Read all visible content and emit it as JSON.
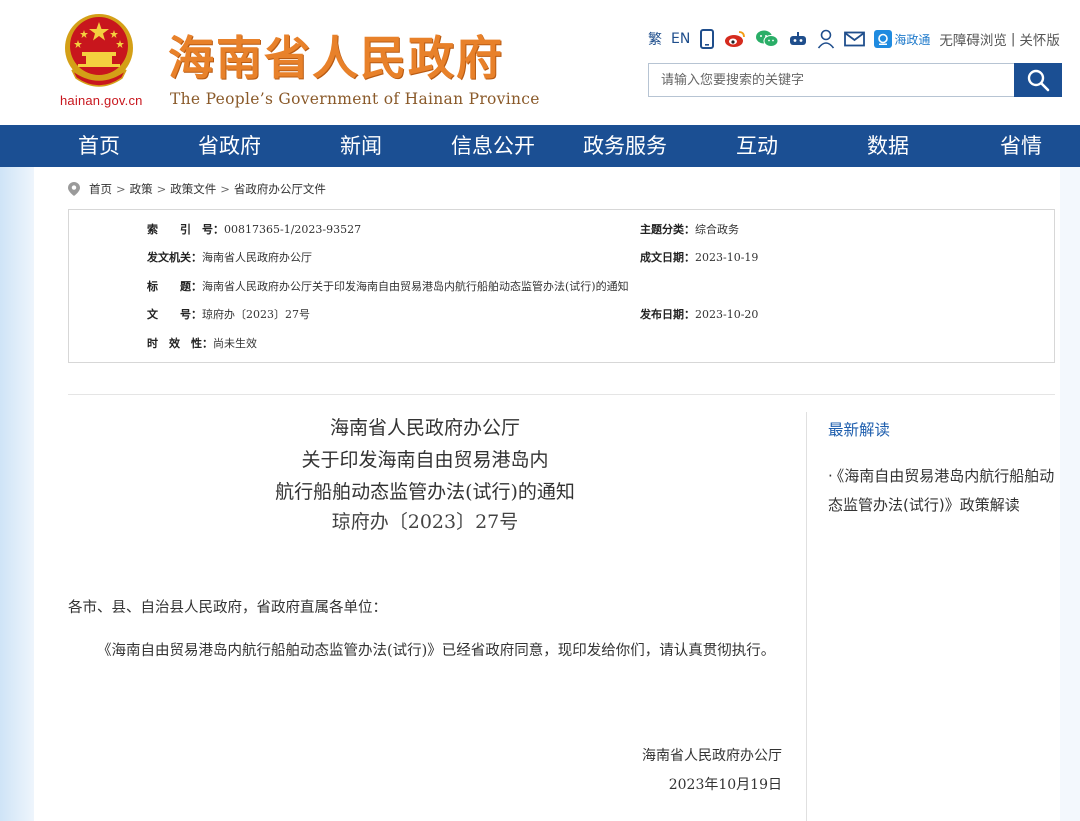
{
  "header": {
    "domain": "hainan.gov.cn",
    "logo_cn": "海南省人民政府",
    "logo_en": "The People’s Government  of Hainan Province",
    "toolbar": {
      "traditional": "繁",
      "english": "EN",
      "hainan_zwt": "海政通",
      "accessibility": "无障碍浏览",
      "separator": "|",
      "elderly": "关怀版"
    },
    "search": {
      "placeholder": "请输入您要搜索的关键字"
    }
  },
  "nav": {
    "items": [
      {
        "label": "首页"
      },
      {
        "label": "省政府"
      },
      {
        "label": "新闻"
      },
      {
        "label": "信息公开"
      },
      {
        "label": "政务服务"
      },
      {
        "label": "互动"
      },
      {
        "label": "数据"
      },
      {
        "label": "省情"
      }
    ]
  },
  "breadcrumb": [
    "首页",
    "政策",
    "政策文件",
    "省政府办公厅文件"
  ],
  "meta": {
    "index_label": "索　　引　号：",
    "index_value": "00817365-1/2023-93527",
    "topic_label": "主题分类：",
    "topic_value": "综合政务",
    "issuer_label": "发文机关：",
    "issuer_value": "海南省人民政府办公厅",
    "created_label": "成文日期：",
    "created_value": "2023-10-19",
    "title_label": "标　　题：",
    "title_value": "海南省人民政府办公厅关于印发海南自由贸易港岛内航行船舶动态监管办法(试行)的通知",
    "docno_label": "文　　号：",
    "docno_value": "琼府办〔2023〕27号",
    "published_label": "发布日期：",
    "published_value": "2023-10-20",
    "validity_label": "时　效　性：",
    "validity_value": "尚未生效"
  },
  "article": {
    "title_line1": "海南省人民政府办公厅",
    "title_line2": "关于印发海南自由贸易港岛内",
    "title_line3": "航行船舶动态监管办法(试行)的通知",
    "doc_number": "琼府办〔2023〕27号",
    "salutation": "各市、县、自治县人民政府，省政府直属各单位：",
    "paragraph1": "《海南自由贸易港岛内航行船舶动态监管办法(试行)》已经省政府同意，现印发给你们，请认真贯彻执行。",
    "signature": "海南省人民政府办公厅",
    "date": "2023年10月19日"
  },
  "sidebar": {
    "heading": "最新解读",
    "items": [
      {
        "bullet": "·",
        "label": "《海南自由贸易港岛内航行船舶动态监管办法(试行)》政策解读"
      }
    ]
  },
  "colors": {
    "nav_bg": "#1b4f93",
    "logo_orange": "#e8812a",
    "emblem_red": "#c8161d",
    "link_blue": "#1f5fae"
  }
}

========

_Exercise requirements_: Quote all of the entries word for word, omitting any pictures.

_Written response_:
Read all visible content and emit it as JSON.
{
  "header": {
    "domain": "hainan.gov.cn",
    "logo_cn": "海南省人民政府",
    "logo_en": "The People’s Government  of Hainan Province",
    "toolbar": {
      "traditional": "繁",
      "english": "EN",
      "hainan_zwt": "海政通",
      "accessibility": "无障碍浏览",
      "separator": "|",
      "elderly": "关怀版"
    },
    "search": {
      "placeholder": "请输入您要搜索的关键字"
    }
  },
  "nav": {
    "items": [
      {
        "label": "首页"
      },
      {
        "label": "省政府"
      },
      {
        "label": "新闻"
      },
      {
        "label": "信息公开"
      },
      {
        "label": "政务服务"
      },
      {
        "label": "互动"
      },
      {
        "label": "数据"
      },
      {
        "label": "省情"
      }
    ]
  },
  "breadcrumb": [
    "首页",
    "政策",
    "政策文件",
    "省政府办公厅文件"
  ],
  "meta": {
    "index_label": "索　　引　号：",
    "index_value": "00817365-1/2023-93527",
    "topic_label": "主题分类：",
    "topic_value": "综合政务",
    "issuer_label": "发文机关：",
    "issuer_value": "海南省人民政府办公厅",
    "created_label": "成文日期：",
    "created_value": "2023-10-19",
    "title_label": "标　　题：",
    "title_value": "海南省人民政府办公厅关于印发海南自由贸易港岛内航行船舶动态监管办法(试行)的通知",
    "docno_label": "文　　号：",
    "docno_value": "琼府办〔2023〕27号",
    "published_label": "发布日期：",
    "published_value": "2023-10-20",
    "validity_label": "时　效　性：",
    "validity_value": "尚未生效"
  },
  "article": {
    "title_line1": "海南省人民政府办公厅",
    "title_line2": "关于印发海南自由贸易港岛内",
    "title_line3": "航行船舶动态监管办法(试行)的通知",
    "doc_number": "琼府办〔2023〕27号",
    "salutation": "各市、县、自治县人民政府，省政府直属各单位：",
    "paragraph1": "《海南自由贸易港岛内航行船舶动态监管办法(试行)》已经省政府同意，现印发给你们，请认真贯彻执行。",
    "signature": "海南省人民政府办公厅",
    "date": "2023年10月19日"
  },
  "sidebar": {
    "heading": "最新解读",
    "items": [
      {
        "bullet": "·",
        "label": "《海南自由贸易港岛内航行船舶动态监管办法(试行)》政策解读"
      }
    ]
  },
  "colors": {
    "nav_bg": "#1b4f93",
    "logo_orange": "#e8812a",
    "emblem_red": "#c8161d",
    "link_blue": "#1f5fae"
  }
}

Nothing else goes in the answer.